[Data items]
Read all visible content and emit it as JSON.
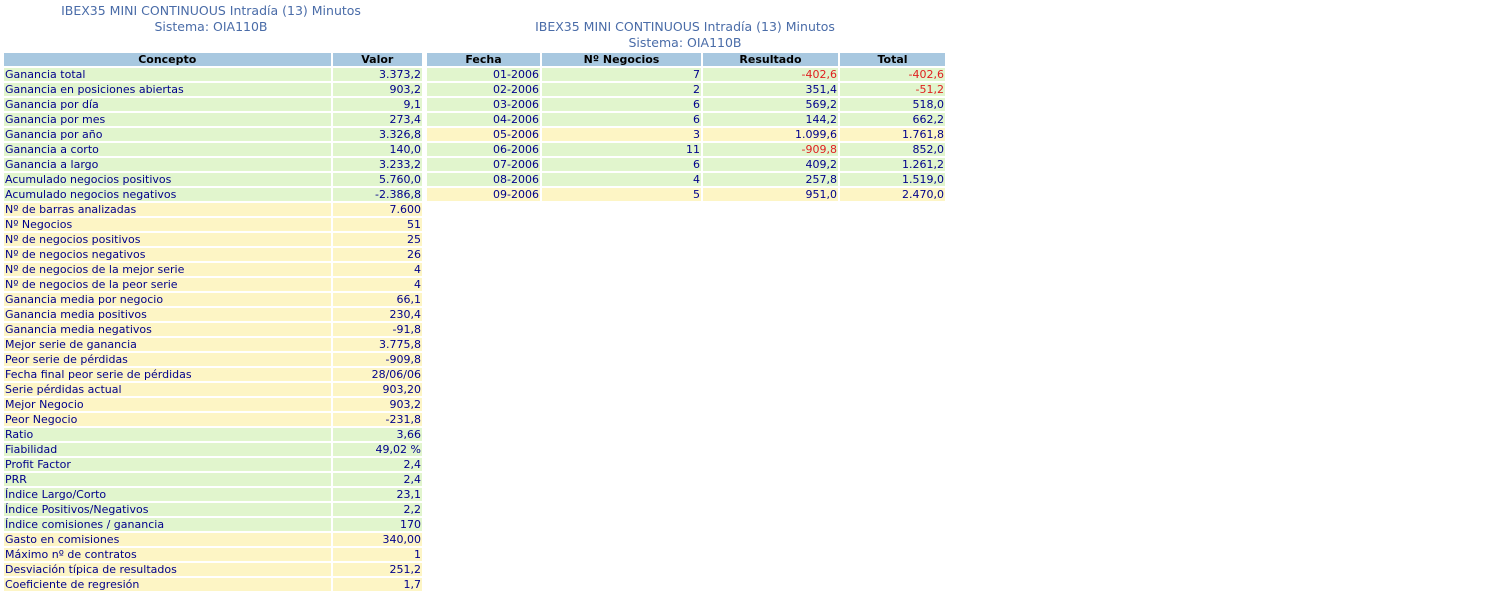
{
  "left_title": {
    "line1": "IBEX35 MINI CONTINUOUS Intradía (13) Minutos",
    "line2": "Sistema: OIA110B"
  },
  "right_title": {
    "line1": "IBEX35 MINI CONTINUOUS Intradía (13) Minutos",
    "line2": "Sistema: OIA110B"
  },
  "stats_table": {
    "headers": [
      "Concepto",
      "Valor"
    ],
    "rows": [
      {
        "label": "Ganancia total",
        "value": "3.373,2",
        "color": "green"
      },
      {
        "label": "Ganancia en posiciones abiertas",
        "value": "903,2",
        "color": "green"
      },
      {
        "label": "Ganancia por día",
        "value": "9,1",
        "color": "green"
      },
      {
        "label": "Ganancia por mes",
        "value": "273,4",
        "color": "green"
      },
      {
        "label": "Ganancia por año",
        "value": "3.326,8",
        "color": "green"
      },
      {
        "label": "Ganancia a corto",
        "value": "140,0",
        "color": "green"
      },
      {
        "label": "Ganancia a largo",
        "value": "3.233,2",
        "color": "green"
      },
      {
        "label": "Acumulado negocios positivos",
        "value": "5.760,0",
        "color": "green"
      },
      {
        "label": "Acumulado negocios negativos",
        "value": "-2.386,8",
        "color": "green"
      },
      {
        "label": "Nº de barras analizadas",
        "value": "7.600",
        "color": "yellow"
      },
      {
        "label": "Nº Negocios",
        "value": "51",
        "color": "yellow"
      },
      {
        "label": "Nº de negocios positivos",
        "value": "25",
        "color": "yellow"
      },
      {
        "label": "Nº de negocios negativos",
        "value": "26",
        "color": "yellow"
      },
      {
        "label": "Nº de negocios de la mejor serie",
        "value": "4",
        "color": "yellow"
      },
      {
        "label": "Nº de negocios de la peor serie",
        "value": "4",
        "color": "yellow"
      },
      {
        "label": "Ganancia media por negocio",
        "value": "66,1",
        "color": "yellow"
      },
      {
        "label": "Ganancia media positivos",
        "value": "230,4",
        "color": "yellow"
      },
      {
        "label": "Ganancia media negativos",
        "value": "-91,8",
        "color": "yellow"
      },
      {
        "label": "Mejor serie de ganancia",
        "value": "3.775,8",
        "color": "yellow"
      },
      {
        "label": "Peor serie de pérdidas",
        "value": "-909,8",
        "color": "yellow"
      },
      {
        "label": "Fecha final peor serie de pérdidas",
        "value": "28/06/06",
        "color": "yellow"
      },
      {
        "label": "Serie pérdidas actual",
        "value": "903,20",
        "color": "yellow"
      },
      {
        "label": "Mejor Negocio",
        "value": "903,2",
        "color": "yellow"
      },
      {
        "label": "Peor Negocio",
        "value": "-231,8",
        "color": "yellow"
      },
      {
        "label": "Ratio",
        "value": "3,66",
        "color": "green"
      },
      {
        "label": "Fiabilidad",
        "value": "49,02 %",
        "color": "green"
      },
      {
        "label": "Profit Factor",
        "value": "2,4",
        "color": "green"
      },
      {
        "label": "PRR",
        "value": "2,4",
        "color": "green"
      },
      {
        "label": "Índice Largo/Corto",
        "value": "23,1",
        "color": "green"
      },
      {
        "label": "Índice Positivos/Negativos",
        "value": "2,2",
        "color": "green"
      },
      {
        "label": "Índice comisiones / ganancia",
        "value": "170",
        "color": "green"
      },
      {
        "label": "Gasto en comisiones",
        "value": "340,00",
        "color": "yellow"
      },
      {
        "label": "Máximo nº de contratos",
        "value": "1",
        "color": "yellow"
      },
      {
        "label": "Desviación típica de resultados",
        "value": "251,2",
        "color": "yellow"
      },
      {
        "label": "Coeficiente de regresión",
        "value": "1,7",
        "color": "yellow"
      }
    ]
  },
  "monthly_table": {
    "headers": [
      "Fecha",
      "Nº Negocios",
      "Resultado",
      "Total"
    ],
    "rows": [
      {
        "fecha": "01-2006",
        "negocios": "7",
        "resultado": "-402,6",
        "total": "-402,6",
        "color": "green"
      },
      {
        "fecha": "02-2006",
        "negocios": "2",
        "resultado": "351,4",
        "total": "-51,2",
        "color": "green"
      },
      {
        "fecha": "03-2006",
        "negocios": "6",
        "resultado": "569,2",
        "total": "518,0",
        "color": "green"
      },
      {
        "fecha": "04-2006",
        "negocios": "6",
        "resultado": "144,2",
        "total": "662,2",
        "color": "green"
      },
      {
        "fecha": "05-2006",
        "negocios": "3",
        "resultado": "1.099,6",
        "total": "1.761,8",
        "color": "yellow"
      },
      {
        "fecha": "06-2006",
        "negocios": "11",
        "resultado": "-909,8",
        "total": "852,0",
        "color": "green"
      },
      {
        "fecha": "07-2006",
        "negocios": "6",
        "resultado": "409,2",
        "total": "1.261,2",
        "color": "green"
      },
      {
        "fecha": "08-2006",
        "negocios": "4",
        "resultado": "257,8",
        "total": "1.519,0",
        "color": "green"
      },
      {
        "fecha": "09-2006",
        "negocios": "5",
        "resultado": "951,0",
        "total": "2.470,0",
        "color": "yellow"
      }
    ]
  },
  "colors": {
    "header_bg": "#a8c8e0",
    "green_row": "#e1f5cd",
    "yellow_row": "#fdf5c5",
    "text": "#00008b",
    "title": "#4a6ca8",
    "negative": "#e02020"
  }
}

= Written request =
Copy out the listing exactly as it stands, but not the pictures.

= In response =
Read all visible content and emit it as JSON.
{
  "left_title": {
    "line1": "IBEX35 MINI CONTINUOUS Intradía (13) Minutos",
    "line2": "Sistema: OIA110B"
  },
  "right_title": {
    "line1": "IBEX35 MINI CONTINUOUS Intradía (13) Minutos",
    "line2": "Sistema: OIA110B"
  },
  "stats_table": {
    "headers": [
      "Concepto",
      "Valor"
    ],
    "rows": [
      {
        "label": "Ganancia total",
        "value": "3.373,2",
        "color": "green"
      },
      {
        "label": "Ganancia en posiciones abiertas",
        "value": "903,2",
        "color": "green"
      },
      {
        "label": "Ganancia por día",
        "value": "9,1",
        "color": "green"
      },
      {
        "label": "Ganancia por mes",
        "value": "273,4",
        "color": "green"
      },
      {
        "label": "Ganancia por año",
        "value": "3.326,8",
        "color": "green"
      },
      {
        "label": "Ganancia a corto",
        "value": "140,0",
        "color": "green"
      },
      {
        "label": "Ganancia a largo",
        "value": "3.233,2",
        "color": "green"
      },
      {
        "label": "Acumulado negocios positivos",
        "value": "5.760,0",
        "color": "green"
      },
      {
        "label": "Acumulado negocios negativos",
        "value": "-2.386,8",
        "color": "green"
      },
      {
        "label": "Nº de barras analizadas",
        "value": "7.600",
        "color": "yellow"
      },
      {
        "label": "Nº Negocios",
        "value": "51",
        "color": "yellow"
      },
      {
        "label": "Nº de negocios positivos",
        "value": "25",
        "color": "yellow"
      },
      {
        "label": "Nº de negocios negativos",
        "value": "26",
        "color": "yellow"
      },
      {
        "label": "Nº de negocios de la mejor serie",
        "value": "4",
        "color": "yellow"
      },
      {
        "label": "Nº de negocios de la peor serie",
        "value": "4",
        "color": "yellow"
      },
      {
        "label": "Ganancia media por negocio",
        "value": "66,1",
        "color": "yellow"
      },
      {
        "label": "Ganancia media positivos",
        "value": "230,4",
        "color": "yellow"
      },
      {
        "label": "Ganancia media negativos",
        "value": "-91,8",
        "color": "yellow"
      },
      {
        "label": "Mejor serie de ganancia",
        "value": "3.775,8",
        "color": "yellow"
      },
      {
        "label": "Peor serie de pérdidas",
        "value": "-909,8",
        "color": "yellow"
      },
      {
        "label": "Fecha final peor serie de pérdidas",
        "value": "28/06/06",
        "color": "yellow"
      },
      {
        "label": "Serie pérdidas actual",
        "value": "903,20",
        "color": "yellow"
      },
      {
        "label": "Mejor Negocio",
        "value": "903,2",
        "color": "yellow"
      },
      {
        "label": "Peor Negocio",
        "value": "-231,8",
        "color": "yellow"
      },
      {
        "label": "Ratio",
        "value": "3,66",
        "color": "green"
      },
      {
        "label": "Fiabilidad",
        "value": "49,02 %",
        "color": "green"
      },
      {
        "label": "Profit Factor",
        "value": "2,4",
        "color": "green"
      },
      {
        "label": "PRR",
        "value": "2,4",
        "color": "green"
      },
      {
        "label": "Índice Largo/Corto",
        "value": "23,1",
        "color": "green"
      },
      {
        "label": "Índice Positivos/Negativos",
        "value": "2,2",
        "color": "green"
      },
      {
        "label": "Índice comisiones / ganancia",
        "value": "170",
        "color": "green"
      },
      {
        "label": "Gasto en comisiones",
        "value": "340,00",
        "color": "yellow"
      },
      {
        "label": "Máximo nº de contratos",
        "value": "1",
        "color": "yellow"
      },
      {
        "label": "Desviación típica de resultados",
        "value": "251,2",
        "color": "yellow"
      },
      {
        "label": "Coeficiente de regresión",
        "value": "1,7",
        "color": "yellow"
      }
    ]
  },
  "monthly_table": {
    "headers": [
      "Fecha",
      "Nº Negocios",
      "Resultado",
      "Total"
    ],
    "rows": [
      {
        "fecha": "01-2006",
        "negocios": "7",
        "resultado": "-402,6",
        "total": "-402,6",
        "color": "green"
      },
      {
        "fecha": "02-2006",
        "negocios": "2",
        "resultado": "351,4",
        "total": "-51,2",
        "color": "green"
      },
      {
        "fecha": "03-2006",
        "negocios": "6",
        "resultado": "569,2",
        "total": "518,0",
        "color": "green"
      },
      {
        "fecha": "04-2006",
        "negocios": "6",
        "resultado": "144,2",
        "total": "662,2",
        "color": "green"
      },
      {
        "fecha": "05-2006",
        "negocios": "3",
        "resultado": "1.099,6",
        "total": "1.761,8",
        "color": "yellow"
      },
      {
        "fecha": "06-2006",
        "negocios": "11",
        "resultado": "-909,8",
        "total": "852,0",
        "color": "green"
      },
      {
        "fecha": "07-2006",
        "negocios": "6",
        "resultado": "409,2",
        "total": "1.261,2",
        "color": "green"
      },
      {
        "fecha": "08-2006",
        "negocios": "4",
        "resultado": "257,8",
        "total": "1.519,0",
        "color": "green"
      },
      {
        "fecha": "09-2006",
        "negocios": "5",
        "resultado": "951,0",
        "total": "2.470,0",
        "color": "yellow"
      }
    ]
  },
  "colors": {
    "header_bg": "#a8c8e0",
    "green_row": "#e1f5cd",
    "yellow_row": "#fdf5c5",
    "text": "#00008b",
    "title": "#4a6ca8",
    "negative": "#e02020"
  }
}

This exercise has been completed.